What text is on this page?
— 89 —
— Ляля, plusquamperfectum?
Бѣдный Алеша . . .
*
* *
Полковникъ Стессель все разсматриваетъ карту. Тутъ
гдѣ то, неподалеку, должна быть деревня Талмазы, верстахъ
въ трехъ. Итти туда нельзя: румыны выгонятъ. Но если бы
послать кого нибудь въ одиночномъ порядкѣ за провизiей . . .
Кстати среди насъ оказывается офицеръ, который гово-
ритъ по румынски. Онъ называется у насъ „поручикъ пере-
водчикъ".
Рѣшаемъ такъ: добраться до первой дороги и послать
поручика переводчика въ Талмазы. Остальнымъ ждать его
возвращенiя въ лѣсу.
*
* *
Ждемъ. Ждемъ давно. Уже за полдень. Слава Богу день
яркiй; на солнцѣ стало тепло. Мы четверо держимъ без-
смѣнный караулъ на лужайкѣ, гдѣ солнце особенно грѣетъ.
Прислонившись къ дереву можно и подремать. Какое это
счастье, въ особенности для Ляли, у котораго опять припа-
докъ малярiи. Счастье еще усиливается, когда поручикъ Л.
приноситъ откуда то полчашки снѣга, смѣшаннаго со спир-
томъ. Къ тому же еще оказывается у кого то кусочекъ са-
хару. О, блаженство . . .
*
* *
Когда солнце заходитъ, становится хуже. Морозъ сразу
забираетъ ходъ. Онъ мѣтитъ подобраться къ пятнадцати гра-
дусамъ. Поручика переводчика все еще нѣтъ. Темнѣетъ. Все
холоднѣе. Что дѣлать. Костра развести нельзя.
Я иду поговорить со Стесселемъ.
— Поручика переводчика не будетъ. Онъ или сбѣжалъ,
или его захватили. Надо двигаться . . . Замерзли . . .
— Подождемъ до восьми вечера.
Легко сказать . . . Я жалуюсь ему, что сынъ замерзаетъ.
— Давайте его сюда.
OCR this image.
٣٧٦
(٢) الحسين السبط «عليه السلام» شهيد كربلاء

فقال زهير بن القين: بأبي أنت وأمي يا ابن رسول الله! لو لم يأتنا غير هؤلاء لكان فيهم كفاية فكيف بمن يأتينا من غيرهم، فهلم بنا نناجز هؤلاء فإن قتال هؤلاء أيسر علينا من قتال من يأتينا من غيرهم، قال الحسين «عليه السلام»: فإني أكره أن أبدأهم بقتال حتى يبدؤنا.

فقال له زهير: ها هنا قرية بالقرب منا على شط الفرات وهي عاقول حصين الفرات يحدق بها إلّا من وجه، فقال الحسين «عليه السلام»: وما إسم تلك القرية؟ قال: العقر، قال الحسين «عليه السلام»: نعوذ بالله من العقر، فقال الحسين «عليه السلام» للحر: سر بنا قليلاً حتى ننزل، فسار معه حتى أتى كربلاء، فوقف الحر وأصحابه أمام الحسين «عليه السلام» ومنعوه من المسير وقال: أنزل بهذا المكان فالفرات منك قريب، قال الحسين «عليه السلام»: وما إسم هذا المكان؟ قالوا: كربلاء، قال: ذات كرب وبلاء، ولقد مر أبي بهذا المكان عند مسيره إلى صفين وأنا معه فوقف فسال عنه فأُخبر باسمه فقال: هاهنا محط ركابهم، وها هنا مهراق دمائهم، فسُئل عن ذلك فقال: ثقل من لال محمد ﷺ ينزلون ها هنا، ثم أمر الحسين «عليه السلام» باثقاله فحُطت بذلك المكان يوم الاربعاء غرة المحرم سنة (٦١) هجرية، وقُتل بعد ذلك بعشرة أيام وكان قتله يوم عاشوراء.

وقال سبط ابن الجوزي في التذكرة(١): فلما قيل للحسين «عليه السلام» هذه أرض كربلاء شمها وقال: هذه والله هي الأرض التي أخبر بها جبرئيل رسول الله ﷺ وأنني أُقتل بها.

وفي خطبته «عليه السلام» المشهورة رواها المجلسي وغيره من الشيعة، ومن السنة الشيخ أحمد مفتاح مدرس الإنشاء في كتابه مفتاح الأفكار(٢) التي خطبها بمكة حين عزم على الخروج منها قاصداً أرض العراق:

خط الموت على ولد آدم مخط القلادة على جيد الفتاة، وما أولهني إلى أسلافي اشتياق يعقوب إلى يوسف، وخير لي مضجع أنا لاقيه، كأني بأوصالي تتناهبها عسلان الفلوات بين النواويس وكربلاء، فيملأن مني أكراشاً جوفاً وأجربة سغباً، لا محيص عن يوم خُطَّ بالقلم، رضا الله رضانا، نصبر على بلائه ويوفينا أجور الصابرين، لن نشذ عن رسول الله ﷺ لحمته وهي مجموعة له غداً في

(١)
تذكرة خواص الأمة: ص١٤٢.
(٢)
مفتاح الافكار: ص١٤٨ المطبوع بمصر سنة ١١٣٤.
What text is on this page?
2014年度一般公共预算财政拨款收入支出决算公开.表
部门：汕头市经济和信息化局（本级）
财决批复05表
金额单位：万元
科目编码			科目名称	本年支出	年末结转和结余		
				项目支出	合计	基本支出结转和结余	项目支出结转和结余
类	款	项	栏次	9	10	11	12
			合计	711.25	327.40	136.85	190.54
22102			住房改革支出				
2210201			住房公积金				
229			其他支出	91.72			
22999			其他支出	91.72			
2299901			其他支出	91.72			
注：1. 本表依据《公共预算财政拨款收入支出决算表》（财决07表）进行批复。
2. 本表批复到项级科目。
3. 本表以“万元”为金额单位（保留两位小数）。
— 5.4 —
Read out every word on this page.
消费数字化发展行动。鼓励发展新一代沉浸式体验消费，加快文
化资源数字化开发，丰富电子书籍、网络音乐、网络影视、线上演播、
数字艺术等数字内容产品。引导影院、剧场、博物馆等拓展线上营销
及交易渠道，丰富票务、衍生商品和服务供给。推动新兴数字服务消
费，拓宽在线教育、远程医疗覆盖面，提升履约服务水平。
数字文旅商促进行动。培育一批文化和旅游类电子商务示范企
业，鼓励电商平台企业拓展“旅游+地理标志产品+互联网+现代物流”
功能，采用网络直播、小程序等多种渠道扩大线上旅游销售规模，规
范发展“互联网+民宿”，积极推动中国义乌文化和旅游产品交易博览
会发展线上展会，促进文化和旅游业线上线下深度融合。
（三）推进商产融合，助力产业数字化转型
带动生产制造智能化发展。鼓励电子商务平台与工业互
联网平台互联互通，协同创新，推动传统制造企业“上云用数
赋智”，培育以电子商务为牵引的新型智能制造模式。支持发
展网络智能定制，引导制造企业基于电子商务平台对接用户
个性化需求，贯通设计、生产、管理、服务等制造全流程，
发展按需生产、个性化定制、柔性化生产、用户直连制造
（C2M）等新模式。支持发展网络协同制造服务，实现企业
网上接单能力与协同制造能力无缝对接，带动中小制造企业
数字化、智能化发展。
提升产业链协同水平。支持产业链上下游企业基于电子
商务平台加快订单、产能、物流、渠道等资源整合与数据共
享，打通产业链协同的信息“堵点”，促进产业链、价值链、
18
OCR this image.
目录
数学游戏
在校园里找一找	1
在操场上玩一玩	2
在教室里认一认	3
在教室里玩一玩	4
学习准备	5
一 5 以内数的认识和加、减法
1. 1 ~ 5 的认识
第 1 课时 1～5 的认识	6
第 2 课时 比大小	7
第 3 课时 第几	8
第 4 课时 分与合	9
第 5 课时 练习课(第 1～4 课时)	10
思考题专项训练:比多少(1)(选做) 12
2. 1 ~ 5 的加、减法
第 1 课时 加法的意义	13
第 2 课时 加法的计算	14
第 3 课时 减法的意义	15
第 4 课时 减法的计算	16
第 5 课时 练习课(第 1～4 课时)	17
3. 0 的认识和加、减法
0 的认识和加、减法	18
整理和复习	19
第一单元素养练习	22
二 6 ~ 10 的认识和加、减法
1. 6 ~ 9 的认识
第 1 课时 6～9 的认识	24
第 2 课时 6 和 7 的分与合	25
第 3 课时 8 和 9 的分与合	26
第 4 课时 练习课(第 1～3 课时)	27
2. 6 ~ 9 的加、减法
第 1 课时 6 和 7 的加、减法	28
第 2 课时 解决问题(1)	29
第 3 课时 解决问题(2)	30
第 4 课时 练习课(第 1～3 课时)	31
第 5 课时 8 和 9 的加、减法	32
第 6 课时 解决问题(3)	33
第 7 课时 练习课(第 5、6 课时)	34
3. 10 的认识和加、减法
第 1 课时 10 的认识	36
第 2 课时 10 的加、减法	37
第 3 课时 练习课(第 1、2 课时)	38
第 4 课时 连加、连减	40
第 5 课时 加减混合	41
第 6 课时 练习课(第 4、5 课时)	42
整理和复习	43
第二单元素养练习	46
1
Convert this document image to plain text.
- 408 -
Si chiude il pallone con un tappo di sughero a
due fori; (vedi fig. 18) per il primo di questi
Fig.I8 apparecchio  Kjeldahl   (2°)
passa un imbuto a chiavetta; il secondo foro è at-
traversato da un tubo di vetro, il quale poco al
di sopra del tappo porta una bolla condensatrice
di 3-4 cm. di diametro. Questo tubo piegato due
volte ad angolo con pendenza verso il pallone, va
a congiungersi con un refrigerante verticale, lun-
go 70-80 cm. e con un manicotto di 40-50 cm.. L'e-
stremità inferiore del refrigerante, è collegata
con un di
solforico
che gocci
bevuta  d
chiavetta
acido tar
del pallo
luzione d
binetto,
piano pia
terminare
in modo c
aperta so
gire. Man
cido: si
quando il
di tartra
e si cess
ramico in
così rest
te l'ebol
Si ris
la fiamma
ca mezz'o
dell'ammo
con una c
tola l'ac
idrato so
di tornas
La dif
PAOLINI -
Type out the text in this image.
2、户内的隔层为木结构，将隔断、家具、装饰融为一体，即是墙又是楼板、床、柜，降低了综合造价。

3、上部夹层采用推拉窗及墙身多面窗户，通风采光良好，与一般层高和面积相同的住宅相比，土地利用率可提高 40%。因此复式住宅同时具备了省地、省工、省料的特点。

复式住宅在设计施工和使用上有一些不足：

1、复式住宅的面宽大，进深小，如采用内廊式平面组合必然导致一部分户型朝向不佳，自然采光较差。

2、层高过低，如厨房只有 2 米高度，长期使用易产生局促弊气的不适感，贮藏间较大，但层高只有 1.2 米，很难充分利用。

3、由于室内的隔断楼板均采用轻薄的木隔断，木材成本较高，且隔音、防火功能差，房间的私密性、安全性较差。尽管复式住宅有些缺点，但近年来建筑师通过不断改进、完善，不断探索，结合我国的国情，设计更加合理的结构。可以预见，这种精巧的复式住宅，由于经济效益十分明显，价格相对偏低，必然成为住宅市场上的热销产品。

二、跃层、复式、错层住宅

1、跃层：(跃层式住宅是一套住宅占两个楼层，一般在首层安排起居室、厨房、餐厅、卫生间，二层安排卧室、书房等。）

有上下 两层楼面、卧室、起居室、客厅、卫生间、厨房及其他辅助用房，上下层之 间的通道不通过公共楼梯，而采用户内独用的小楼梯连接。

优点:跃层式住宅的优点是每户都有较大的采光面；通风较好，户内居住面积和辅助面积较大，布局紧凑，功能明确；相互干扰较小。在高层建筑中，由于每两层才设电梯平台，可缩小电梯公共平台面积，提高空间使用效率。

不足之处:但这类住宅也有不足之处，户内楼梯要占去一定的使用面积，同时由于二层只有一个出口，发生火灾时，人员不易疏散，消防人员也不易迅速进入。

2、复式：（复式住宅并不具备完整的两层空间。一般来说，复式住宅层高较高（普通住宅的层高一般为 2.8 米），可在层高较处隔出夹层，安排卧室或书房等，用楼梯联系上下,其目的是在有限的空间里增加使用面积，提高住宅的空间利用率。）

━━━━━━━━━━━━━━━━

**AIM**
Beginning at the line where "Type out the text in this image." appears, extract each line through the end of the data above; keep them exact and include nothing else.

**TASK ANSWER**
Type out the text in this image.
2、户内的隔层为木结构，将隔断、家具、装饰融为一体，即是墙又是楼板、床、柜，降低了综合造价。

3、上部夹层采用推拉窗及墙身多面窗户，通风采光良好，与一般层高和面积相同的住宅相比，土地利用率可提高 40%。因此复式住宅同时具备了省地、省工、省料的特点。

复式住宅在设计施工和使用上有一些不足：

1、复式住宅的面宽大，进深小，如采用内廊式平面组合必然导致一部分户型朝向不佳，自然采光较差。

2、层高过低，如厨房只有 2 米高度，长期使用易产生局促弊气的不适感，贮藏间较大，但层高只有 1.2 米，很难充分利用。

3、由于室内的隔断楼板均采用轻薄的木隔断，木材成本较高，且隔音、防火功能差，房间的私密性、安全性较差。尽管复式住宅有些缺点，但近年来建筑师通过不断改进、完善，不断探索，结合我国的国情，设计更加合理的结构。可以预见，这种精巧的复式住宅，由于经济效益十分明显，价格相对偏低，必然成为住宅市场上的热销产品。

二、跃层、复式、错层住宅

1、跃层：(跃层式住宅是一套住宅占两个楼层，一般在首层安排起居室、厨房、餐厅、卫生间，二层安排卧室、书房等。）

有上下 两层楼面、卧室、起居室、客厅、卫生间、厨房及其他辅助用房，上下层之 间的通道不通过公共楼梯，而采用户内独用的小楼梯连接。

优点:跃层式住宅的优点是每户都有较大的采光面；通风较好，户内居住面积和辅助面积较大，布局紧凑，功能明确；相互干扰较小。在高层建筑中，由于每两层才设电梯平台，可缩小电梯公共平台面积，提高空间使用效率。

不足之处:但这类住宅也有不足之处，户内楼梯要占去一定的使用面积，同时由于二层只有一个出口，发生火灾时，人员不易疏散，消防人员也不易迅速进入。

2、复式：（复式住宅并不具备完整的两层空间。一般来说，复式住宅层高较高（普通住宅的层高一般为 2.8 米），可在层高较处隔出夹层，安排卧室或书房等，用楼梯联系上下,其目的是在有限的空间里增加使用面积，提高住宅的空间利用率。）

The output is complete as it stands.